### Saved entries
= = =

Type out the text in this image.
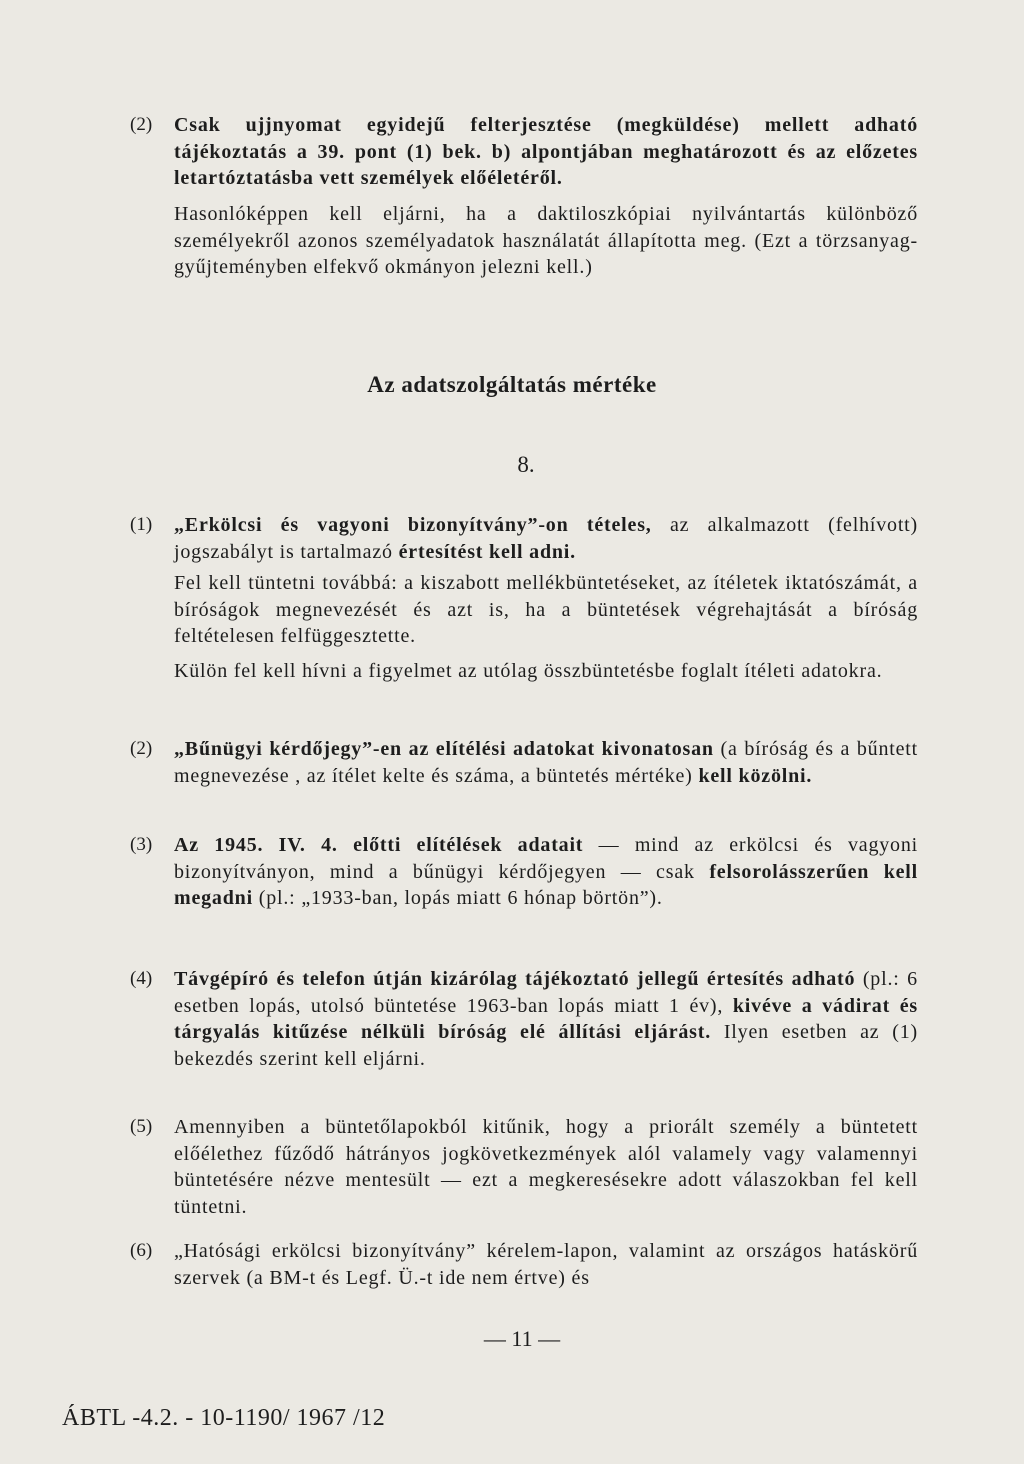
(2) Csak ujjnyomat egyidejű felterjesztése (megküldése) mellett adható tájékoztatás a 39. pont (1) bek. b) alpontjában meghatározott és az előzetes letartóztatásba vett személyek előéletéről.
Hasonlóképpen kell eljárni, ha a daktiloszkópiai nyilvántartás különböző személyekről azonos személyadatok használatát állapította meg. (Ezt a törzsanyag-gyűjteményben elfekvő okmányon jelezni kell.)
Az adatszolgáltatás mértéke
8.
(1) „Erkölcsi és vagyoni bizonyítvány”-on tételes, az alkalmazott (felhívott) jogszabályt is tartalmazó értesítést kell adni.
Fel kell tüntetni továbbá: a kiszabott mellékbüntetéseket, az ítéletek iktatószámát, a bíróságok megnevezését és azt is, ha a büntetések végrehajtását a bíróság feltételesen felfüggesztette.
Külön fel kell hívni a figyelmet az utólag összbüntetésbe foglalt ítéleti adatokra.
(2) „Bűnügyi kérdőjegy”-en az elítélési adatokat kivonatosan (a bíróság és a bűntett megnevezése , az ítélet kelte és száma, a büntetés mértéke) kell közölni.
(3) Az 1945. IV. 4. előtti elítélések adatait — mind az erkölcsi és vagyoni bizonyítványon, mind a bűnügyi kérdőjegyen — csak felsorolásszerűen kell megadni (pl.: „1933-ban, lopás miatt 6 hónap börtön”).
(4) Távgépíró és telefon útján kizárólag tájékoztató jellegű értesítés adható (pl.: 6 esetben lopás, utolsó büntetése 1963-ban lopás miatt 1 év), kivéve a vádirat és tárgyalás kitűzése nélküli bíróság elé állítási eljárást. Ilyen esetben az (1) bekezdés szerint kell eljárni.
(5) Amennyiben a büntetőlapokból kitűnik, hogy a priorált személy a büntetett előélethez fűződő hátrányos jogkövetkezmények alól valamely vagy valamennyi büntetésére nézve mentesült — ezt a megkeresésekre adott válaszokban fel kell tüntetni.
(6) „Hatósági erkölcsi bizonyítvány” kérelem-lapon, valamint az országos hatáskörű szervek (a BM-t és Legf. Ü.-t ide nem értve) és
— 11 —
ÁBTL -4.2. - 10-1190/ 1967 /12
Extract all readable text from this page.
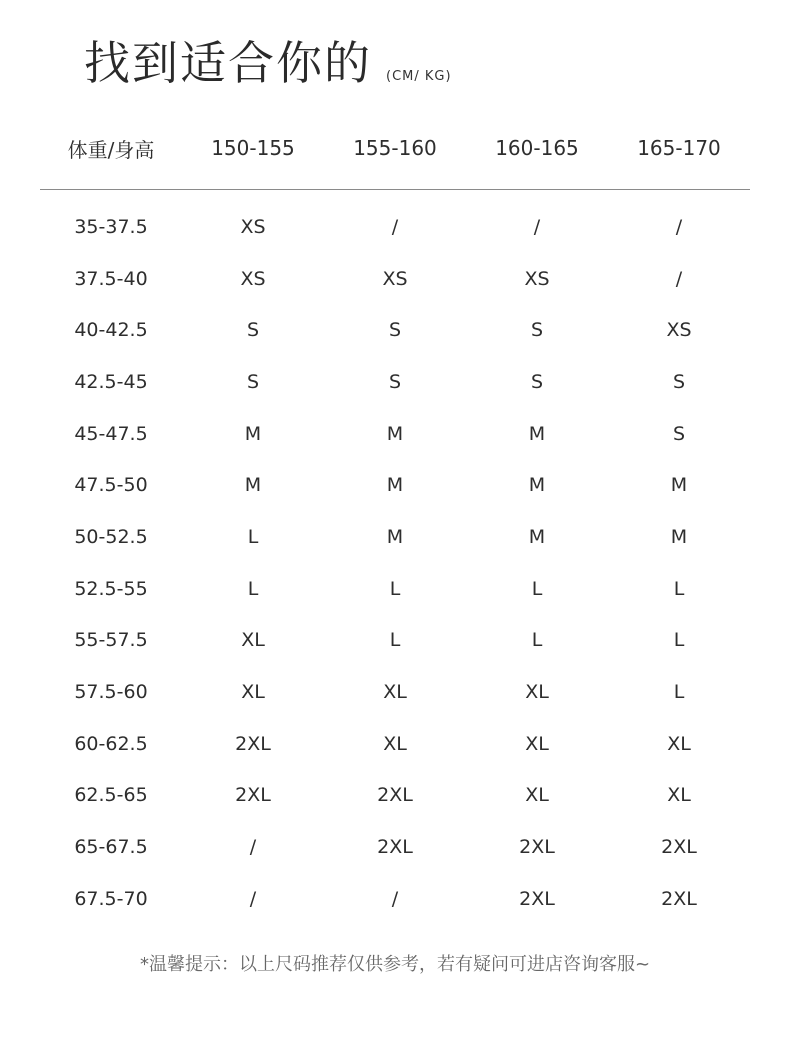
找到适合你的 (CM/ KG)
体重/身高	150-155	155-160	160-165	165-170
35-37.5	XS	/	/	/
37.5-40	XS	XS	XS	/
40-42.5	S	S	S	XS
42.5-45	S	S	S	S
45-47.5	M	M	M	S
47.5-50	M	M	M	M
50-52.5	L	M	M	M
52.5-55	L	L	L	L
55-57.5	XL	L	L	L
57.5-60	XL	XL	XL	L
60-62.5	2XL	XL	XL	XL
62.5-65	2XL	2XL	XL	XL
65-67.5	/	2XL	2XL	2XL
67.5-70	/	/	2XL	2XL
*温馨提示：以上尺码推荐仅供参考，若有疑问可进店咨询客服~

= = =

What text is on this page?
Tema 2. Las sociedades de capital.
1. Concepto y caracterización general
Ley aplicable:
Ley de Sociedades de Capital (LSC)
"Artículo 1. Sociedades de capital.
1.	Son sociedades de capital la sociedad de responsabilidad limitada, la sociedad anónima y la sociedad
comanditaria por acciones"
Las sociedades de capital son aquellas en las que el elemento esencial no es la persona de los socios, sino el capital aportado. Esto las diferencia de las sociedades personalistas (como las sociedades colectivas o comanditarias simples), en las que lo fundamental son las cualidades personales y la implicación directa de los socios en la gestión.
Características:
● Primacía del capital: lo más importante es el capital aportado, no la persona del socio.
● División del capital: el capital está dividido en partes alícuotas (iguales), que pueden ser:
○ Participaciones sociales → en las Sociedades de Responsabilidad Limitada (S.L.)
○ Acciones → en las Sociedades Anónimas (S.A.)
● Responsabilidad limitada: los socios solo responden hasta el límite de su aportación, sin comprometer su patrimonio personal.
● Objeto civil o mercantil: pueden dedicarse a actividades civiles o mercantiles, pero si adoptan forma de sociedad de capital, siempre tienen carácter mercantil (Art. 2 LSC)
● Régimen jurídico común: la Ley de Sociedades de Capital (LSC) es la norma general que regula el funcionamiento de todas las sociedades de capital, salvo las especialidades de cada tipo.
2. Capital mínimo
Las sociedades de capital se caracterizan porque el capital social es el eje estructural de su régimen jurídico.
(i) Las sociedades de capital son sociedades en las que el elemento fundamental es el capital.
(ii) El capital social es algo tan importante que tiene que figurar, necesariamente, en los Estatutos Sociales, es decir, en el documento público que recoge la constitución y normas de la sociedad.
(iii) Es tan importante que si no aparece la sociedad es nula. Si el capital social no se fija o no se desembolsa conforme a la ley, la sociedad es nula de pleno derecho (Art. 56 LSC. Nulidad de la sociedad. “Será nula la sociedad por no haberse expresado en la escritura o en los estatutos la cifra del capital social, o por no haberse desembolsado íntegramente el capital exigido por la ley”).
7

= = =

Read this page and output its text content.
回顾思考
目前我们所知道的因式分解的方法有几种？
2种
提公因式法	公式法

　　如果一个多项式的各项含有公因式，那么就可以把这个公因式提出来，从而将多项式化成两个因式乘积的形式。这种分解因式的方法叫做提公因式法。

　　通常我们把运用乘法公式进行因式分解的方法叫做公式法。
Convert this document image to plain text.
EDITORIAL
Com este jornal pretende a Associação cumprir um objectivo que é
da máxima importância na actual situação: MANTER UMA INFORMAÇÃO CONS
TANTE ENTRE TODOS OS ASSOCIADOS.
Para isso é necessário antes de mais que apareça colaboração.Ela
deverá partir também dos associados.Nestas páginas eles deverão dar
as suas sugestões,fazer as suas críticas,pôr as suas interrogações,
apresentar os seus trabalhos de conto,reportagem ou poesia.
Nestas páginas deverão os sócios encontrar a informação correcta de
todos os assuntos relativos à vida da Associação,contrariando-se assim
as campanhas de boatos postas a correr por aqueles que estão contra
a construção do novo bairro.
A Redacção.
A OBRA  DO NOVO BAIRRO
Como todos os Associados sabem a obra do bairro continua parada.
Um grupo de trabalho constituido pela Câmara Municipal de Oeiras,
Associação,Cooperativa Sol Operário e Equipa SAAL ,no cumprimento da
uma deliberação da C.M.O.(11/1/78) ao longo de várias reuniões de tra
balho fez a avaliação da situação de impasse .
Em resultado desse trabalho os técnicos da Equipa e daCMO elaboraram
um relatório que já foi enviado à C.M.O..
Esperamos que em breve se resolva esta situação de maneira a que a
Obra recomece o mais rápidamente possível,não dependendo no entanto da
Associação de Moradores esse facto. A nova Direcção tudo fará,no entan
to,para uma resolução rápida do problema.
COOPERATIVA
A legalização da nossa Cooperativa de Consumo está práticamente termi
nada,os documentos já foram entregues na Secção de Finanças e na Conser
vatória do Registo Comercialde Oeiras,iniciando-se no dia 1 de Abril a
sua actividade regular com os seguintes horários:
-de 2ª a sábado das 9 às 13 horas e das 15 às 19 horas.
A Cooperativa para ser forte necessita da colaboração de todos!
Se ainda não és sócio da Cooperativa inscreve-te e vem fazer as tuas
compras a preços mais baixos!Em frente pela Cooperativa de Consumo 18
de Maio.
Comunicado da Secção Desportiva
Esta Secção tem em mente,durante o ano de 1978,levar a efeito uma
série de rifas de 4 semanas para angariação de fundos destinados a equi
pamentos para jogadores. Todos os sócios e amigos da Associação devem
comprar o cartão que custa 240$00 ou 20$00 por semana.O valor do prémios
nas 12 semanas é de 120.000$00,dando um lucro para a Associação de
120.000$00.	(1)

= = =

Scan the material above. Copy each line that holds the word "mais".

Para isso é necessário antes de mais que apareça colaboração.Ela
Obra recomece o mais rápidamente possível,não dependendo no entanto da
compras a preços mais baixos!Em frente pela Cooperativa de Consumo 18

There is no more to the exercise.